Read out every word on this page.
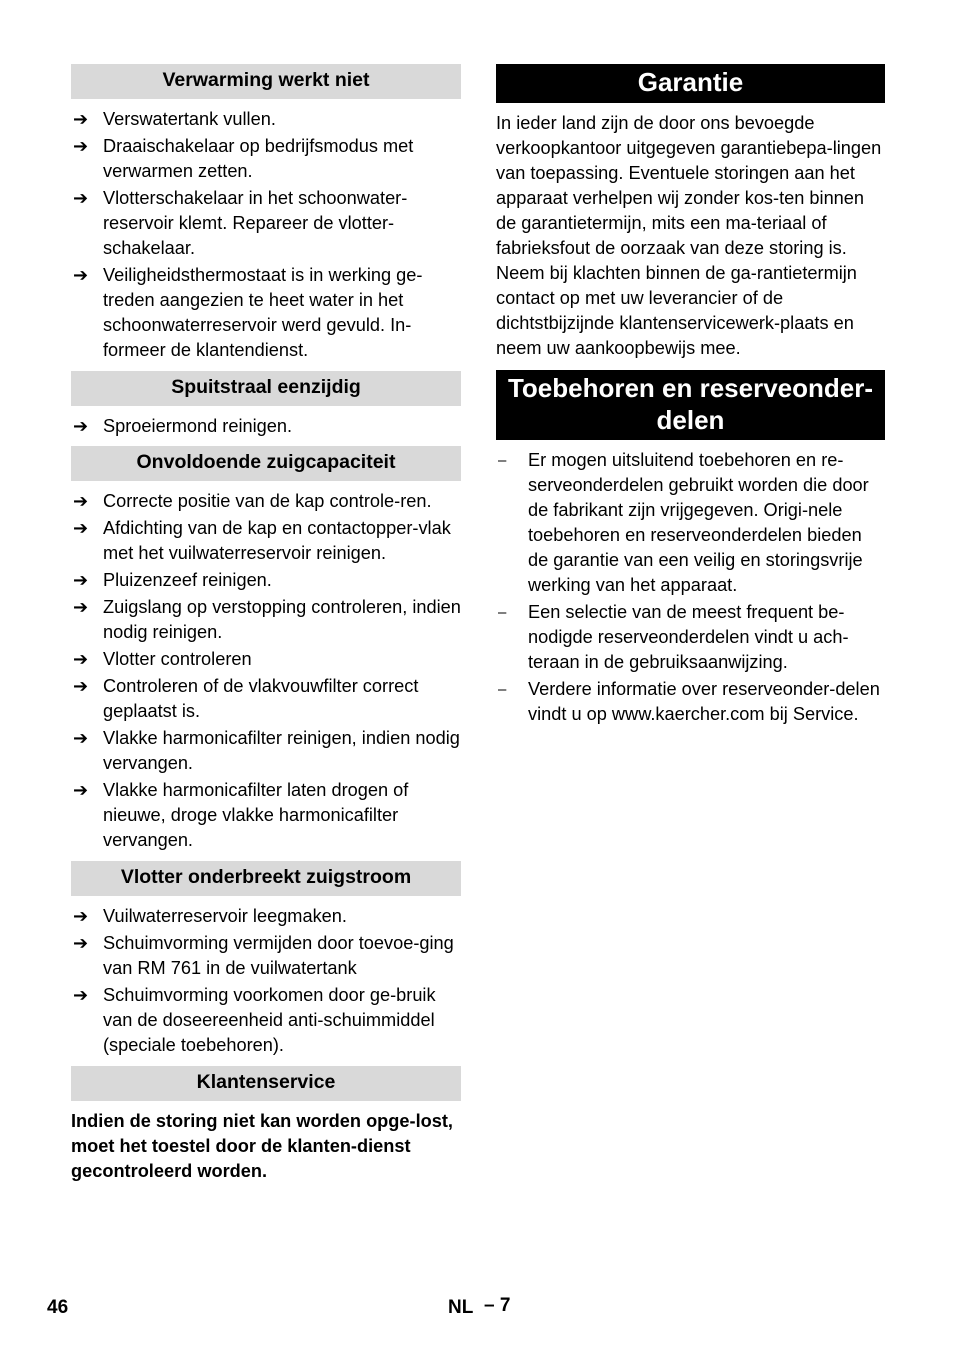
Verwarming werkt niet
➔ Verswatertank vullen.
➔ Draaischakelaar op bedrijfsmodus met verwarmen zetten.
➔ Vlotterschakelaar in het schoonwater-reservoir klemt. Repareer de vlotter-schakelaar.
➔ Veiligheidsthermostaat is in werking ge-treden aangezien te heet water in het schoonwaterreservoir werd gevuld. In-formeer de klantendienst.
Spuitstraal eenzijdig
➔ Sproeiermond reinigen.
Onvoldoende zuigcapaciteit
➔ Correcte positie van de kap controle-ren.
➔ Afdichting van de kap en contactopper-vlak met het vuilwaterreservoir reinigen.
➔ Pluizenzeef reinigen.
➔ Zuigslang op verstopping controleren, indien nodig reinigen.
➔ Vlotter controleren
➔ Controleren of de vlakvouwfilter correct geplaatst is.
➔ Vlakke harmonicafilter reinigen, indien nodig vervangen.
➔ Vlakke harmonicafilter laten drogen of nieuwe, droge vlakke harmonicafilter vervangen.
Vlotter onderbreekt zuigstroom
➔ Vuilwaterreservoir leegmaken.
➔ Schuimvorming vermijden door toevoe-ging van RM 761 in de vuilwatertank
➔ Schuimvorming voorkomen door ge-bruik van de doseereenheid anti-schuimmiddel (speciale toebehoren).
Klantenservice

Indien de storing niet kan worden opge-lost, moet het toestel door de klanten-dienst gecontroleerd worden.

Garantie

In ieder land zijn de door ons bevoegde verkoopkantoor uitgegeven garantiebepa-lingen van toepassing. Eventuele storingen aan het apparaat verhelpen wij zonder kos-ten binnen de garantietermijn, mits een ma-teriaal of fabrieksfout de oorzaak van deze storing is. Neem bij klachten binnen de ga-rantietermijn contact op met uw leverancier of de dichtstbijzijnde klantenservicewerk-plaats en neem uw aankoopbewijs mee.

Toebehoren en reserveonder-
delen
– Er mogen uitsluitend toebehoren en re-serveonderdelen gebruikt worden die door de fabrikant zijn vrijgegeven. Origi-nele toebehoren en reserveonderdelen bieden de garantie van een veilig en storingsvrije werking van het apparaat.
– Een selectie van de meest frequent be-nodigde reserveonderdelen vindt u ach-teraan in de gebruiksaanwijzing.
– Verdere informatie over reserveonder-delen vindt u op www.kaercher.com bij Service.
46	NL – 7
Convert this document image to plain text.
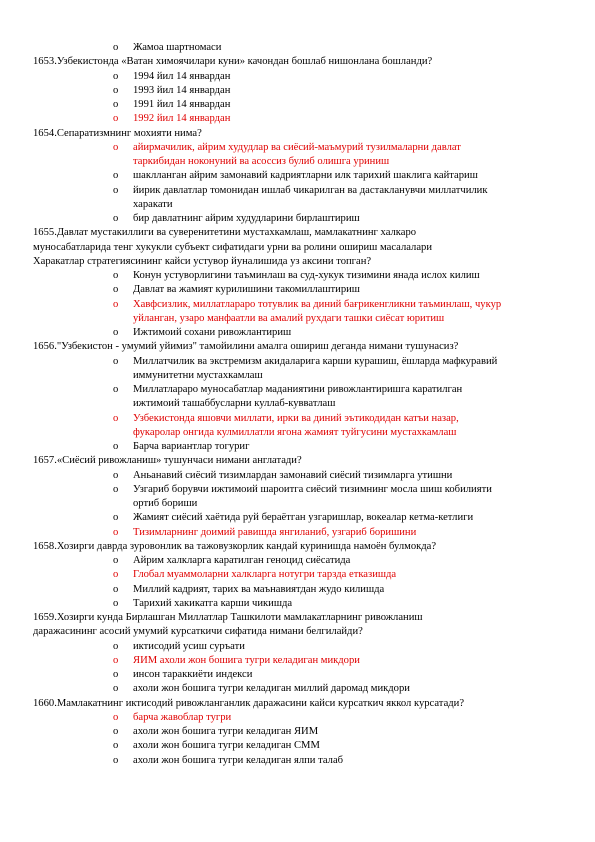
o Жамоа шартномаси
1653.Узбекистонда «Ватан химоячилари куни» качондан бошлаб нишонлана бошланди?
o 1994 йил 14 январдан
o 1993 йил 14 январдан
o 1991 йил 14 январдан
o 1992 йил 14 январдан
1654.Сепаратизмнинг мохияти нима?
o айирмачилик, айрим худудлар ва сиёсий-маъмурий тузилмаларни давлат
таркибидан ноконуний ва асоссиз булиб олишга уриниш
o шаклланган айрим замонавий кадриятларни илк тарихий шаклига кайтариш
o йирик давлатлар томонидан ишлаб чикарилган ва дастакланувчи миллатчилик
харакати
o бир давлатнинг айрим худудларини бирлаштириш
1655.Давлат мустакиллиги ва суверенитетини мустахкамлаш, мамлакатнинг халкаро
муносабатларида тенг хукукли субъект сифатидаги урни ва ролини ошириш масалалари
Харакатлар стратегиясининг кайси устувор йуналишида уз аксини топган?
o Конун устуворлигини таъминлаш ва суд-хукук тизимини янада ислох килиш
o Давлат ва жамият курилишини такомиллаштириш
o Хавфсизлик, миллатлараро тотувлик ва диний бағрикенгликни таъминлаш, чукур
уйланган, узаро манфаатли ва амалий рухдаги ташки сиёсат юритиш
o Ижтимоий сохани ривожлантириш
1656."Узбекистон - умумий уйимиз" тамойилини амалга ошириш деганда нимани тушунасиз?
o Миллатчилик ва экстремизм акидаларига карши курашиш, ёшларда мафкуравий
иммунитетни мустахкамлаш
o Миллатлараро муносабатлар маданиятини ривожлантиришга каратилган
ижтимоий ташаббусларни куллаб-кувватлаш
o Узбекистонда яшовчи миллати, ирки ва диний эътикодидан катъи назар,
фукаролар онгида кулмиллатли ягона жамият туйгусини мустахкамлаш
o Барча вариантлар тогуриг
1657.«Сиёсий ривожланиш» тушунчаси нимани англатади?
o Аньанавий сиёсий тизимлардан замонавий сиёсий тизимларга утишни
o Узгариб борувчи ижтимоий шароитга сиёсий тизимнинг мосла шиш кобилияти
ортиб бориши
o Жамият сиёсий хаётида руй бераётган узгаришлар, вокеалар кетма-кетлиги
o Тизимларнинг доимий равишда янгиланиб, узгариб боришини
1658.Хозирги даврда зуровонлик ва тажовузкорлик кандай куринишда намоён булмокда?
o Айрим халкларга каратилган геноцид сиёсатида
o Глобал муаммоларни халкларга нотугри тарзда етказишда
o Миллий кадрият, тарих ва маънавиятдан жудо килишда
o Тарихий хакикатга карши чикишда
1659.Хозирги кунда Бирлашган Миллатлар Ташкилоти мамлакатларнинг ривожланиш
даражасининг асосий умумий курсаткичи сифатида нимани белгилайди?
o иктисодий усиш суръати
o ЯИМ ахоли жон бошига тугри келадиган микдори
o инсон тараккиёти индекси
o ахоли жон бошига тугри келадиган миллий даромад микдори
1660.Мамлакатнинг иктисодий ривожланганлик даражасини кайси курсаткич яккол курсатади?
o барча жавоблар тугри
o ахоли жон бошига тугри келадиган ЯИМ
o ахоли жон бошига тугри келадиган СММ
o ахоли жон бошига тугри келадиган ялпи талаб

-- -- --

> _Objective_: In your copy, leave out the pictures and reproduce the material above exactly.

> _Result for this exercise_:
Read out every word on this page.
Verwarming werkt niet
➔ Verswatertank vullen.
➔ Draaischakelaar op bedrijfsmodus met verwarmen zetten.
➔ Vlotterschakelaar in het schoonwater-reservoir klemt. Repareer de vlotter-schakelaar.
➔ Veiligheidsthermostaat is in werking ge-treden aangezien te heet water in het schoonwaterreservoir werd gevuld. In-formeer de klantendienst.
Spuitstraal eenzijdig
➔ Sproeiermond reinigen.
Onvoldoende zuigcapaciteit
➔ Correcte positie van de kap controle-ren.
➔ Afdichting van de kap en contactopper-vlak met het vuilwaterreservoir reinigen.
➔ Pluizenzeef reinigen.
➔ Zuigslang op verstopping controleren, indien nodig reinigen.
➔ Vlotter controleren
➔ Controleren of de vlakvouwfilter correct geplaatst is.
➔ Vlakke harmonicafilter reinigen, indien nodig vervangen.
➔ Vlakke harmonicafilter laten drogen of nieuwe, droge vlakke harmonicafilter vervangen.
Vlotter onderbreekt zuigstroom
➔ Vuilwaterreservoir leegmaken.
➔ Schuimvorming vermijden door toevoe-ging van RM 761 in de vuilwatertank
➔ Schuimvorming voorkomen door ge-bruik van de doseereenheid anti-schuimmiddel (speciale toebehoren).
Klantenservice

Indien de storing niet kan worden opge-lost, moet het toestel door de klanten-dienst gecontroleerd worden.

Garantie

In ieder land zijn de door ons bevoegde verkoopkantoor uitgegeven garantiebepa-lingen van toepassing. Eventuele storingen aan het apparaat verhelpen wij zonder kos-ten binnen de garantietermijn, mits een ma-teriaal of fabrieksfout de oorzaak van deze storing is. Neem bij klachten binnen de ga-rantietermijn contact op met uw leverancier of de dichtstbijzijnde klantenservicewerk-plaats en neem uw aankoopbewijs mee.

Toebehoren en reserveonder-
delen
– Er mogen uitsluitend toebehoren en re-serveonderdelen gebruikt worden die door de fabrikant zijn vrijgegeven. Origi-nele toebehoren en reserveonderdelen bieden de garantie van een veilig en storingsvrije werking van het apparaat.
– Een selectie van de meest frequent be-nodigde reserveonderdelen vindt u ach-teraan in de gebruiksaanwijzing.
– Verdere informatie over reserveonder-delen vindt u op www.kaercher.com bij Service.
46	NL – 7
Convert this document image to plain text.
o Жамоа шартномаси
1653.Узбекистонда «Ватан химоячилари куни» качондан бошлаб нишонлана бошланди?
o 1994 йил 14 январдан
o 1993 йил 14 январдан
o 1991 йил 14 январдан
o 1992 йил 14 январдан
1654.Сепаратизмнинг мохияти нима?
o айирмачилик, айрим худудлар ва сиёсий-маъмурий тузилмаларни давлат
таркибидан ноконуний ва асоссиз булиб олишга уриниш
o шаклланган айрим замонавий кадриятларни илк тарихий шаклига кайтариш
o йирик давлатлар томонидан ишлаб чикарилган ва дастакланувчи миллатчилик
харакати
o бир давлатнинг айрим худудларини бирлаштириш
1655.Давлат мустакиллиги ва суверенитетини мустахкамлаш, мамлакатнинг халкаро
муносабатларида тенг хукукли субъект сифатидаги урни ва ролини ошириш масалалари
Харакатлар стратегиясининг кайси устувор йуналишида уз аксини топган?
o Конун устуворлигини таъминлаш ва суд-хукук тизимини янада ислох килиш
o Давлат ва жамият курилишини такомиллаштириш
o Хавфсизлик, миллатлараро тотувлик ва диний бағрикенгликни таъминлаш, чукур
уйланган, узаро манфаатли ва амалий рухдаги ташки сиёсат юритиш
o Ижтимоий сохани ривожлантириш
1656."Узбекистон - умумий уйимиз" тамойилини амалга ошириш деганда нимани тушунасиз?
o Миллатчилик ва экстремизм акидаларига карши курашиш, ёшларда мафкуравий
иммунитетни мустахкамлаш
o Миллатлараро муносабатлар маданиятини ривожлантиришга каратилган
ижтимоий ташаббусларни куллаб-кувватлаш
o Узбекистонда яшовчи миллати, ирки ва диний эътикодидан катъи назар,
фукаролар онгида кулмиллатли ягона жамият туйгусини мустахкамлаш
o Барча вариантлар тогуриг
1657.«Сиёсий ривожланиш» тушунчаси нимани англатади?
o Аньанавий сиёсий тизимлардан замонавий сиёсий тизимларга утишни
o Узгариб борувчи ижтимоий шароитга сиёсий тизимнинг мосла шиш кобилияти
ортиб бориши
o Жамият сиёсий хаётида руй бераётган узгаришлар, вокеалар кетма-кетлиги
o Тизимларнинг доимий равишда янгиланиб, узгариб боришини
1658.Хозирги даврда зуровонлик ва тажовузкорлик кандай куринишда намоён булмокда?
o Айрим халкларга каратилган геноцид сиёсатида
o Глобал муаммоларни халкларга нотугри тарзда етказишда
o Миллий кадрият, тарих ва маънавиятдан жудо килишда
o Тарихий хакикатга карши чикишда
1659.Хозирги кунда Бирлашган Миллатлар Ташкилоти мамлакатларнинг ривожланиш
даражасининг асосий умумий курсаткичи сифатида нимани белгилайди?
o иктисодий усиш суръати
o ЯИМ ахоли жон бошига тугри келадиган микдори
o инсон тараккиёти индекси
o ахоли жон бошига тугри келадиган миллий даромад микдори
1660.Мамлакатнинг иктисодий ривожланганлик даражасини кайси курсаткич яккол курсатади?
o барча жавоблар тугри
o ахоли жон бошига тугри келадиган ЯИМ
o ахоли жон бошига тугри келадиган СММ
o ахоли жон бошига тугри келадиган ялпи талаб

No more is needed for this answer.